# Selected extract start

Step 3 — Dynamic programming

We can now score any single segment instantly. The remaining problem: out of the enormous number of ways to place the cuts, find the one combination with the smallest total scatter

$$ J = \sum_{r=0}^{m} v\big(t_r,\ t_{r+1}-1\big). $$

Trying every possibility is hopeless — for $n$ frames and $m$ cuts there are $\binom{n-1}{m}$ combinations, which explodes. Dynamic programming (DP) finds the guaranteed-best answer without trying them all.

The idea, in plain words

DP is "solve small pieces, reuse the answers." Here's the intuition:

Suppose you already knew the best way to split the first part of the video into a few segments. Then to split a slightly longer part, you only need to decide where the last segment starts — everything before it is a smaller problem you've already solved.

So we build up the answer for longer and longer prefixes of the video, reusing the best answers to the shorter prefixes. Because every sub-answer is optimal, the final answer is optimal too.

# Selected extract end
# Data listing start

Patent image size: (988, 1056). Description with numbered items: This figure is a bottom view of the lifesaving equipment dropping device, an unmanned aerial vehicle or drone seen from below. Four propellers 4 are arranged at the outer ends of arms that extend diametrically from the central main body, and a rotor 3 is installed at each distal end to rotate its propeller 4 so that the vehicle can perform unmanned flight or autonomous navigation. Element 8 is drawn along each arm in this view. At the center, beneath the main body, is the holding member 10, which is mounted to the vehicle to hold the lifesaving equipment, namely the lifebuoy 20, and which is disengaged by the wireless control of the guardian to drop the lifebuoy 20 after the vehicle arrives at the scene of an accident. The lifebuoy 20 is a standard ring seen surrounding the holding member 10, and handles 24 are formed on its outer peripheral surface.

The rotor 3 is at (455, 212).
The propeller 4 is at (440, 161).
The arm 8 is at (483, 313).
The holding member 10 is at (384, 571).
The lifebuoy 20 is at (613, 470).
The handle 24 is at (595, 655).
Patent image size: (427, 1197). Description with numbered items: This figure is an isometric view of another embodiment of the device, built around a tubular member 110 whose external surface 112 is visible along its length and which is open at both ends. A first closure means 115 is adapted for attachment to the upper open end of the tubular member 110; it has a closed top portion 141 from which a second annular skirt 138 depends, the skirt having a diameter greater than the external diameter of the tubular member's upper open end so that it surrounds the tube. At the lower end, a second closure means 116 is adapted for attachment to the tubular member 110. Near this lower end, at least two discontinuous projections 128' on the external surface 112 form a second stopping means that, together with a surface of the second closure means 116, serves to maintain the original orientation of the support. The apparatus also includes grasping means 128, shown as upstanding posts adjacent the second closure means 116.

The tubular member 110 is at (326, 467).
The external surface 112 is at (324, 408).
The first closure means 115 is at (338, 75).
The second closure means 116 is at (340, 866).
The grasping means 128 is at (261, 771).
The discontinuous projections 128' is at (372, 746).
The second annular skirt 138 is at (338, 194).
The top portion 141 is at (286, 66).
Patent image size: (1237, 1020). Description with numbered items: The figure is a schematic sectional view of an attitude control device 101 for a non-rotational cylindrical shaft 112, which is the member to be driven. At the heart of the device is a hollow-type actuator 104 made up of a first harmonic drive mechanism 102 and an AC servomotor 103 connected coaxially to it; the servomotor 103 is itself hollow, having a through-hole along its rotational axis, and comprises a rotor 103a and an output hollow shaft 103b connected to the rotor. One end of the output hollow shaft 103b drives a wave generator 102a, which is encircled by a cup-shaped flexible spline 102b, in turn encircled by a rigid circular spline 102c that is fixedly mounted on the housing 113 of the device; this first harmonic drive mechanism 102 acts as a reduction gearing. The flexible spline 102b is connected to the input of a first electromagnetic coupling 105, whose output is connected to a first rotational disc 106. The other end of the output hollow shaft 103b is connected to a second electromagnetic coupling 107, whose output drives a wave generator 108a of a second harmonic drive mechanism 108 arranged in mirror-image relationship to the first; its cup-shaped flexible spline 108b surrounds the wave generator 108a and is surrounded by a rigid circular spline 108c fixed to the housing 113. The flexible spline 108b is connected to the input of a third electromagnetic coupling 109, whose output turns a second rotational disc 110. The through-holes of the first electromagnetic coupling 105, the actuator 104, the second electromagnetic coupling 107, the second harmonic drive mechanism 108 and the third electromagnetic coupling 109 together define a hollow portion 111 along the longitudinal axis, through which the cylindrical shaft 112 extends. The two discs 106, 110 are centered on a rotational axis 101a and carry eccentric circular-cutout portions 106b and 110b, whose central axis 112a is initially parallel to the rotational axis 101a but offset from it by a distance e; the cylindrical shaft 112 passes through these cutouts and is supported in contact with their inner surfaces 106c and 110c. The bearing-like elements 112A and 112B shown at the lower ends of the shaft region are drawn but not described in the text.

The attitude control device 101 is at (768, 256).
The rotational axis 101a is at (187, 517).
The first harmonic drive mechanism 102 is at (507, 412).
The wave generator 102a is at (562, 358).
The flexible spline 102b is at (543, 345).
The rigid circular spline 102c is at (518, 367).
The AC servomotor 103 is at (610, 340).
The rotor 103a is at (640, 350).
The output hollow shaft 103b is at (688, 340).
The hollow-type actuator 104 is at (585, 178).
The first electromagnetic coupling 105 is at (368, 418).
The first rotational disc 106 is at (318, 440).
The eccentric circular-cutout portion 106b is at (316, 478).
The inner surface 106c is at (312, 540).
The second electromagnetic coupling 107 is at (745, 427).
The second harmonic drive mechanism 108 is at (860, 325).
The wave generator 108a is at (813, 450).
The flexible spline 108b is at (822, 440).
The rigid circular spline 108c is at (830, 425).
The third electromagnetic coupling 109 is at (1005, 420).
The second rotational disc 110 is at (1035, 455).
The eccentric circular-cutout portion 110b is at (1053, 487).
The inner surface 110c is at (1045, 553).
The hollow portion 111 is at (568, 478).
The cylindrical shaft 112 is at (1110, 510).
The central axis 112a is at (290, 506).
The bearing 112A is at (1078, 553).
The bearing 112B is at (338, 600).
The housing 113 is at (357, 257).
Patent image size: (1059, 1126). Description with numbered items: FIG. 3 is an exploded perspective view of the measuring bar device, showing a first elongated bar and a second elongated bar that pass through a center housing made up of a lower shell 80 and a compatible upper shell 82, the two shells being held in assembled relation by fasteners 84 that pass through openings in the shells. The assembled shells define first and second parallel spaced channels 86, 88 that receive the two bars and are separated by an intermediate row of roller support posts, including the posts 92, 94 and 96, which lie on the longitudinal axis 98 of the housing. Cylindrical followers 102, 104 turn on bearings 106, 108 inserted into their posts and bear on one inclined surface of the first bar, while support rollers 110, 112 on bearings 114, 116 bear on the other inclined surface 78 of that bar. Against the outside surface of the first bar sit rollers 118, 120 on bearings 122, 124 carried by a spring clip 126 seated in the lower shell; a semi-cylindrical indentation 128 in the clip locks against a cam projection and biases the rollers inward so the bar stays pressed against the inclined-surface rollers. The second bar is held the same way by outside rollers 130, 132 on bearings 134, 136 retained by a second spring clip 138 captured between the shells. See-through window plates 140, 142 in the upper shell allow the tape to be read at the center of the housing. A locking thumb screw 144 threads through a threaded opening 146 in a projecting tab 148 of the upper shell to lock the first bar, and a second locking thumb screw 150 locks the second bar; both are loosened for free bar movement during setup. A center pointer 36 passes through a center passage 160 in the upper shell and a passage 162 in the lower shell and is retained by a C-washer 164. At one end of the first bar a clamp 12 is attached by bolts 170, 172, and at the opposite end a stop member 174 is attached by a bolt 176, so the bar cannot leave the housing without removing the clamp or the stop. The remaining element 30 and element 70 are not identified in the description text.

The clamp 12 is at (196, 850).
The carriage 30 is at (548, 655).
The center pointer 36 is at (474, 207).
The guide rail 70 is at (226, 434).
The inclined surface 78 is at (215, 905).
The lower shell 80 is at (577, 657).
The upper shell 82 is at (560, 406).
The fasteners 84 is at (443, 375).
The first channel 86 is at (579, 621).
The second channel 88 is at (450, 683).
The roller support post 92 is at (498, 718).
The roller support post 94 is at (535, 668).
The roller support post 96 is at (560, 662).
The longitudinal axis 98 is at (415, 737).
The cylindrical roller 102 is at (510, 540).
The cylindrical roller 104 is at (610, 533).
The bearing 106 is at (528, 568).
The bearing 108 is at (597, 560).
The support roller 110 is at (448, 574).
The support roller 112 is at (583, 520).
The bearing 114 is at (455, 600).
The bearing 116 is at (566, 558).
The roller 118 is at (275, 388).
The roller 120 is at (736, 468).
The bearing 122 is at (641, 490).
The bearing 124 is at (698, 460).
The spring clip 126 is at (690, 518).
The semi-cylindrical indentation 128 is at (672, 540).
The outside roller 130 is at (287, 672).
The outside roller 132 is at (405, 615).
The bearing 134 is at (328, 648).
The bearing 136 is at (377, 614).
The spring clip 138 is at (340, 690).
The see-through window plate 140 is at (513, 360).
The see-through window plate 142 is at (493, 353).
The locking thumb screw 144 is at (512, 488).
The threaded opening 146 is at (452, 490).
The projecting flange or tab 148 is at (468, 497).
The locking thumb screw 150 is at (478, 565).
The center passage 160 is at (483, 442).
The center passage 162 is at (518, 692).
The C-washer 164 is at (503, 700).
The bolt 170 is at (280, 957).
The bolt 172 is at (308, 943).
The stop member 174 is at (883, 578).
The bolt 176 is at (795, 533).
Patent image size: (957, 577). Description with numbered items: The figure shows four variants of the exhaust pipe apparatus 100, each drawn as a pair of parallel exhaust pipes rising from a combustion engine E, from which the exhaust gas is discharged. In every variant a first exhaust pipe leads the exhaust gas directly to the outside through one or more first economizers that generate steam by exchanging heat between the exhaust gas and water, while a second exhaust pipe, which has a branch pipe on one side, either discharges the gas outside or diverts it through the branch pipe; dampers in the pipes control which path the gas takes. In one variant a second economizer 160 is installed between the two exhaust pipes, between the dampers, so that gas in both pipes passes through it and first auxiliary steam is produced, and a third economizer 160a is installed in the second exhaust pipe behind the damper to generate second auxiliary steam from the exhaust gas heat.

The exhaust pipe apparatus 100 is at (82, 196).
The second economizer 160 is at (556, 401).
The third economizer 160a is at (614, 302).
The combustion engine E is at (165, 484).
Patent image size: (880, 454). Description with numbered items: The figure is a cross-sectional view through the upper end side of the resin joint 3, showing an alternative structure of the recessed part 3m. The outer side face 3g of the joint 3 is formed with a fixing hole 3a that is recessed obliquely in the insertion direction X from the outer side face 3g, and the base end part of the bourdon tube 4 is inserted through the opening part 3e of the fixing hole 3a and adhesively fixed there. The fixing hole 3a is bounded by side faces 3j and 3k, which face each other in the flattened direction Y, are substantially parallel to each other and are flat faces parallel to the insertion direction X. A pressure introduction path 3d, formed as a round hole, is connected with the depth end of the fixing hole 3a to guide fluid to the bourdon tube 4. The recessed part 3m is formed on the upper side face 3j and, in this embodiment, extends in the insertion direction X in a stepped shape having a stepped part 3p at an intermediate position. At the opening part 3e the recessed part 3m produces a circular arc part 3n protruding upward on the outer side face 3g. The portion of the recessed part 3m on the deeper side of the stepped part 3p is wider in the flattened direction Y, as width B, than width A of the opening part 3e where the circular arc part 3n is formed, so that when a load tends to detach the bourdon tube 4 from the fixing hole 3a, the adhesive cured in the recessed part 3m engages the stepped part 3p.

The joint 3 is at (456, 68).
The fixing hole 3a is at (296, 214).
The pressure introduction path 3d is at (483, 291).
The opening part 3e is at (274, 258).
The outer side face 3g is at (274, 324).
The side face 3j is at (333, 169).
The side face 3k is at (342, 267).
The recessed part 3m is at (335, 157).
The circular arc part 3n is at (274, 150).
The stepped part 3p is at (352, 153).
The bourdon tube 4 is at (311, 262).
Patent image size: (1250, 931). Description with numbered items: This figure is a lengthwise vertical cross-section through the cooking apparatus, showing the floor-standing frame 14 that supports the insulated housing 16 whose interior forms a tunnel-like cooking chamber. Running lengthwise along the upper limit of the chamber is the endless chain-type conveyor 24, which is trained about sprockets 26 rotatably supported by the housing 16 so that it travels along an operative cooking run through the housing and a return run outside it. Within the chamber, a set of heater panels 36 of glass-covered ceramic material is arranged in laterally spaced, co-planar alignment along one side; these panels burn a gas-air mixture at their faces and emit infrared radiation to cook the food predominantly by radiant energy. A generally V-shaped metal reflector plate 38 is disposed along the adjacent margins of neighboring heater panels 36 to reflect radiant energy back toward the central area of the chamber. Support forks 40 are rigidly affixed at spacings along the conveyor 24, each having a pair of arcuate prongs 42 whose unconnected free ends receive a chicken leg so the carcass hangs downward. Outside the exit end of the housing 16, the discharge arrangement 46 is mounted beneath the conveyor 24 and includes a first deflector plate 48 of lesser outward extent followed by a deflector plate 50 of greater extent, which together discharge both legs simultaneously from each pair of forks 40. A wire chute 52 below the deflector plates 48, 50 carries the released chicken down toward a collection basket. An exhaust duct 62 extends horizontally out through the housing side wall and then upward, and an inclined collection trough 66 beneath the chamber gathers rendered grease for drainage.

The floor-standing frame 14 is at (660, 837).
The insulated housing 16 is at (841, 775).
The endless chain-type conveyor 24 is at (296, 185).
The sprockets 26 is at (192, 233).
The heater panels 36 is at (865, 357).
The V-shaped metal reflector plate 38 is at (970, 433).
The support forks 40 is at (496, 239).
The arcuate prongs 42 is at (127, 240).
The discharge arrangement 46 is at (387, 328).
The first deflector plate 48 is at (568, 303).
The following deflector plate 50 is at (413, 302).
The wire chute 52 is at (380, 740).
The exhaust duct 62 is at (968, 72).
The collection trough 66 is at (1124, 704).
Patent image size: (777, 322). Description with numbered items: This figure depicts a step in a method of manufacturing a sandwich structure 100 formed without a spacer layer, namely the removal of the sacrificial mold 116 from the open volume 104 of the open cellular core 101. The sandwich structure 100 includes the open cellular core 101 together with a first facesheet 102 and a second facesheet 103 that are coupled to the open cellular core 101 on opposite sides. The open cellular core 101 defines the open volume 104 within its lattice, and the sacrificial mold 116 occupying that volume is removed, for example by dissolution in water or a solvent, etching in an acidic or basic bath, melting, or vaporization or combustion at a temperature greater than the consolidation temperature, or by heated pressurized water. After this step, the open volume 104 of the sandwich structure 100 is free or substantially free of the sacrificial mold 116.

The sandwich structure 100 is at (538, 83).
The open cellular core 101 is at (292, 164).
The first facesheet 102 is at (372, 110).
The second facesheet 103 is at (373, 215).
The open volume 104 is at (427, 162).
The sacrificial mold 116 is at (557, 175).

# Data listing end

▶ _Exercise requirements_:
(1) Answer these questions from the dynamic programming section.
(a) For $n$ frames and $m$ cuts, how many combinations are there?
(b) What short phrase does the section use to describe DP?
(c) If the best split of the first part of the video is already known, what is the only thing to decide when splitting a slightly longer part?
(2) Quote the listing from its first line up to and including the line with "The rotor 3 is at (455, 212).".
The listing is unrelated to the dynamic programming section.

▶ _Task-by-task outputs_:
(1)
(a) $\binom{n-1}{m}$
(b) "solve small pieces, reuse the answers."
(c) Where the last segment starts.

(2)
Patent image size: (988, 1056). Description with numbered items: This figure is a bottom view of the lifesaving equipment dropping device, an unmanned aerial vehicle or drone seen from below. Four propellers 4 are arranged at the outer ends of arms that extend diametrically from the central main body, and a rotor 3 is installed at each distal end to rotate its propeller 4 so that the vehicle can perform unmanned flight or autonomous navigation. Element 8 is drawn along each arm in this view. At the center, beneath the main body, is the holding member 10, which is mounted to the vehicle to hold the lifesaving equipment, namely the lifebuoy 20, and which is disengaged by the wireless control of the guardian to drop the lifebuoy 20 after the vehicle arrives at the scene of an accident. The lifebuoy 20 is a standard ring seen surrounding the holding member 10, and handles 24 are formed on its outer peripheral surface.

The rotor 3 is at (455, 212).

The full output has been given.